* [Instructions to follow]:
Make an exact copy of the entries below.
===============
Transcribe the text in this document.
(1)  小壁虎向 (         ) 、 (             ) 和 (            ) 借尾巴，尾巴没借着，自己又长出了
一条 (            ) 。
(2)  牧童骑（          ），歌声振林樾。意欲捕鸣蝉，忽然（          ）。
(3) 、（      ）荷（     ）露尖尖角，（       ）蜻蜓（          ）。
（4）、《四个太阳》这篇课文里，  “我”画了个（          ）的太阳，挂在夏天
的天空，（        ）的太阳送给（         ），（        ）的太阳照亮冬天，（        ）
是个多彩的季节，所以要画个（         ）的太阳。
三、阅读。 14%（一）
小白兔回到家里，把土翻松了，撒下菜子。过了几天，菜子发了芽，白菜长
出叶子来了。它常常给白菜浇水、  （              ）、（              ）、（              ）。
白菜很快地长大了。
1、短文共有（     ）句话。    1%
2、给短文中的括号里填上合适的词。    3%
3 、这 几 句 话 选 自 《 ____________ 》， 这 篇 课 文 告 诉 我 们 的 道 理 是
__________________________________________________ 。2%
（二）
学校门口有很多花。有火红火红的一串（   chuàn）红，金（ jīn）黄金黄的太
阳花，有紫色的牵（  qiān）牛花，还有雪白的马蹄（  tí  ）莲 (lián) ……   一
===============
* [Problem solution]:
Transcribe the text in this document.
(1)  小壁虎向 (         ) 、 (             ) 和 (            ) 借尾巴，尾巴没借着，自己又长出了
一条 (            ) 。
(2)  牧童骑（          ），歌声振林樾。意欲捕鸣蝉，忽然（          ）。
(3) 、（      ）荷（     ）露尖尖角，（       ）蜻蜓（          ）。
（4）、《四个太阳》这篇课文里，  “我”画了个（          ）的太阳，挂在夏天
的天空，（        ）的太阳送给（         ），（        ）的太阳照亮冬天，（        ）
是个多彩的季节，所以要画个（         ）的太阳。
三、阅读。 14%（一）
小白兔回到家里，把土翻松了，撒下菜子。过了几天，菜子发了芽，白菜长
出叶子来了。它常常给白菜浇水、  （              ）、（              ）、（              ）。
白菜很快地长大了。
1、短文共有（     ）句话。    1%
2、给短文中的括号里填上合适的词。    3%
3 、这 几 句 话 选 自 《 ____________ 》， 这 篇 课 文 告 诉 我 们 的 道 理 是
__________________________________________________ 。2%
（二）
学校门口有很多花。有火红火红的一串（   chuàn）红，金（ jīn）黄金黄的太
阳花，有紫色的牵（  qiān）牛花，还有雪白的马蹄（  tí  ）莲 (lián) ……   一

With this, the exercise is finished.